**Exercise aim**
Find each line in the following listing that has the string "Glycemic", then state the count and nothing else.

###

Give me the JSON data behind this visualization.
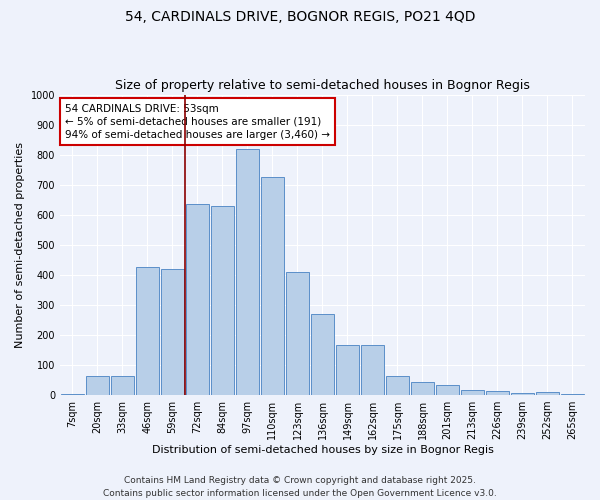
{
  "title1": "54, CARDINALS DRIVE, BOGNOR REGIS, PO21 4QD",
  "title2": "Size of property relative to semi-detached houses in Bognor Regis",
  "xlabel": "Distribution of semi-detached houses by size in Bognor Regis",
  "ylabel": "Number of semi-detached properties",
  "categories": [
    "7sqm",
    "20sqm",
    "33sqm",
    "46sqm",
    "59sqm",
    "72sqm",
    "84sqm",
    "97sqm",
    "110sqm",
    "123sqm",
    "136sqm",
    "149sqm",
    "162sqm",
    "175sqm",
    "188sqm",
    "201sqm",
    "213sqm",
    "226sqm",
    "239sqm",
    "252sqm",
    "265sqm"
  ],
  "values": [
    5,
    65,
    65,
    425,
    420,
    635,
    630,
    820,
    725,
    410,
    270,
    165,
    165,
    65,
    42,
    35,
    18,
    15,
    8,
    10,
    5
  ],
  "bar_color": "#b8cfe8",
  "bar_edge_color": "#5b8fc9",
  "vline_x": 4.5,
  "vline_color": "#8b0000",
  "annotation_text": "54 CARDINALS DRIVE: 53sqm\n← 5% of semi-detached houses are smaller (191)\n94% of semi-detached houses are larger (3,460) →",
  "annotation_box_color": "white",
  "annotation_box_edge": "#cc0000",
  "ylim": [
    0,
    1000
  ],
  "yticks": [
    0,
    100,
    200,
    300,
    400,
    500,
    600,
    700,
    800,
    900,
    1000
  ],
  "footer1": "Contains HM Land Registry data © Crown copyright and database right 2025.",
  "footer2": "Contains public sector information licensed under the Open Government Licence v3.0.",
  "background_color": "#eef2fb",
  "grid_color": "#ffffff",
  "title_fontsize": 10,
  "subtitle_fontsize": 9,
  "axis_label_fontsize": 8,
  "tick_fontsize": 7,
  "annotation_fontsize": 7.5,
  "footer_fontsize": 6.5
}
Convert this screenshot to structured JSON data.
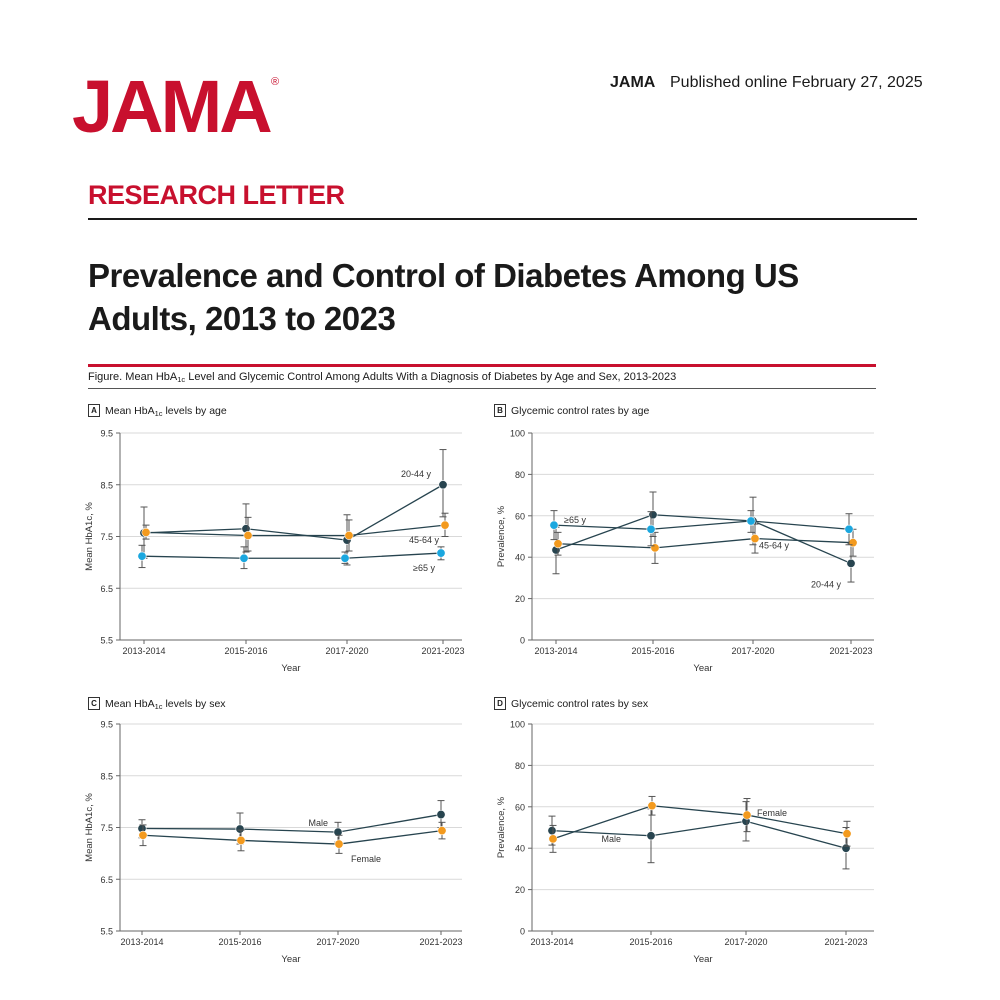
{
  "header": {
    "logo": "JAMA",
    "logo_mark": "®",
    "journal": "JAMA",
    "published": "Published online February 27, 2025"
  },
  "section_label": "RESEARCH LETTER",
  "article_title": "Prevalence and Control of Diabetes Among US Adults, 2013 to 2023",
  "figure_caption": {
    "prefix": "Figure. Mean HbA",
    "sub": "1c",
    "suffix": " Level and Glycemic Control Among Adults With a Diagnosis of Diabetes by Age and Sex, 2013-2023"
  },
  "colors": {
    "dark_teal": "#27444f",
    "blue": "#1ba7df",
    "orange": "#f39a1e",
    "axis": "#666666",
    "grid": "#d9d9d9"
  },
  "chart_data": [
    {
      "panel": "A",
      "type": "line",
      "title_prefix": "Mean HbA",
      "title_sub": "1c",
      "title_suffix": " levels by age",
      "xlabel": "Year",
      "ylabel": "Mean HbA1c, %",
      "ylim": [
        5.5,
        9.5
      ],
      "yticks": [
        5.5,
        6.5,
        7.5,
        8.5,
        9.5
      ],
      "tick_labels": [
        "5.5",
        "6.5",
        "7.5",
        "8.5",
        "9.5"
      ],
      "categories": [
        "2013-2014",
        "2015-2016",
        "2017-2020",
        "2021-2023"
      ],
      "series": [
        {
          "name": "20-44 y",
          "color": "#27444f",
          "values": [
            7.57,
            7.65,
            7.43,
            8.5
          ],
          "lower": [
            7.08,
            7.2,
            6.95,
            7.88
          ],
          "upper": [
            8.07,
            8.13,
            7.92,
            9.18
          ],
          "label": "20-44 y",
          "label_anchor": 3
        },
        {
          "name": "45-64 y",
          "color": "#f39a1e",
          "values": [
            7.58,
            7.52,
            7.52,
            7.72
          ],
          "lower": [
            7.45,
            7.22,
            7.22,
            7.5
          ],
          "upper": [
            7.72,
            7.87,
            7.82,
            7.95
          ],
          "label": "45-64 y",
          "label_anchor": 3
        },
        {
          "name": "≥65 y",
          "color": "#1ba7df",
          "values": [
            7.12,
            7.08,
            7.08,
            7.18
          ],
          "lower": [
            6.9,
            6.88,
            6.98,
            7.05
          ],
          "upper": [
            7.33,
            7.3,
            7.2,
            7.3
          ],
          "label": "≥65 y",
          "label_anchor": 3
        }
      ]
    },
    {
      "panel": "B",
      "type": "line",
      "title_prefix": "Glycemic control rates by age",
      "title_sub": "",
      "title_suffix": "",
      "xlabel": "Year",
      "ylabel": "Prevalence, %",
      "ylim": [
        0,
        100
      ],
      "yticks": [
        0,
        20,
        40,
        60,
        80,
        100
      ],
      "tick_labels": [
        "0",
        "20",
        "40",
        "60",
        "80",
        "100"
      ],
      "categories": [
        "2013-2014",
        "2015-2016",
        "2017-2020",
        "2021-2023"
      ],
      "series": [
        {
          "name": "20-44 y",
          "color": "#27444f",
          "values": [
            43.5,
            60.5,
            57.5,
            37
          ],
          "lower": [
            32,
            50,
            46,
            28
          ],
          "upper": [
            54.5,
            71.5,
            69,
            46.5
          ],
          "label": "20-44 y",
          "label_anchor": 3
        },
        {
          "name": "45-64 y",
          "color": "#f39a1e",
          "values": [
            46.5,
            44.5,
            49,
            47
          ],
          "lower": [
            41,
            37,
            42,
            40.5
          ],
          "upper": [
            52,
            52,
            56,
            53.5
          ],
          "label": "45-64 y",
          "label_anchor": 2
        },
        {
          "name": "≥65 y",
          "color": "#1ba7df",
          "values": [
            55.5,
            53.5,
            57.5,
            53.5
          ],
          "lower": [
            48.5,
            45.5,
            52,
            46
          ],
          "upper": [
            62.5,
            62,
            62.5,
            61
          ],
          "label": "≥65 y",
          "label_anchor": 0
        }
      ]
    },
    {
      "panel": "C",
      "type": "line",
      "title_prefix": "Mean HbA",
      "title_sub": "1c",
      "title_suffix": " levels by sex",
      "xlabel": "Year",
      "ylabel": "Mean HbA1c, %",
      "ylim": [
        5.5,
        9.5
      ],
      "yticks": [
        5.5,
        6.5,
        7.5,
        8.5,
        9.5
      ],
      "tick_labels": [
        "5.5",
        "6.5",
        "7.5",
        "8.5",
        "9.5"
      ],
      "categories": [
        "2013-2014",
        "2015-2016",
        "2017-2020",
        "2021-2023"
      ],
      "series": [
        {
          "name": "Male",
          "color": "#27444f",
          "values": [
            7.48,
            7.47,
            7.41,
            7.75
          ],
          "lower": [
            7.3,
            7.18,
            7.22,
            7.5
          ],
          "upper": [
            7.65,
            7.78,
            7.6,
            8.02
          ],
          "label": "Male",
          "label_anchor": 2
        },
        {
          "name": "Female",
          "color": "#f39a1e",
          "values": [
            7.35,
            7.25,
            7.18,
            7.44
          ],
          "lower": [
            7.15,
            7.05,
            7.0,
            7.28
          ],
          "upper": [
            7.55,
            7.45,
            7.35,
            7.6
          ],
          "label": "Female",
          "label_anchor": 2
        }
      ]
    },
    {
      "panel": "D",
      "type": "line",
      "title_prefix": "Glycemic control rates by sex",
      "title_sub": "",
      "title_suffix": "",
      "xlabel": "Year",
      "ylabel": "Prevalence, %",
      "ylim": [
        0,
        100
      ],
      "yticks": [
        0,
        20,
        40,
        60,
        80,
        100
      ],
      "tick_labels": [
        "0",
        "20",
        "40",
        "60",
        "80",
        "100"
      ],
      "categories": [
        "2013-2014",
        "2015-2016",
        "2017-2020",
        "2021-2023"
      ],
      "series": [
        {
          "name": "Male",
          "color": "#27444f",
          "values": [
            48.5,
            46,
            53,
            40
          ],
          "lower": [
            41.5,
            33,
            43.5,
            30
          ],
          "upper": [
            55.5,
            59,
            62.5,
            50
          ],
          "label": "Male",
          "label_anchor": 1
        },
        {
          "name": "Female",
          "color": "#f39a1e",
          "values": [
            44.5,
            60.5,
            56,
            47
          ],
          "lower": [
            38,
            56,
            48,
            41
          ],
          "upper": [
            51,
            65,
            64,
            53
          ],
          "label": "Female",
          "label_anchor": 2
        }
      ]
    }
  ]
}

###

**Response for this exercise**
3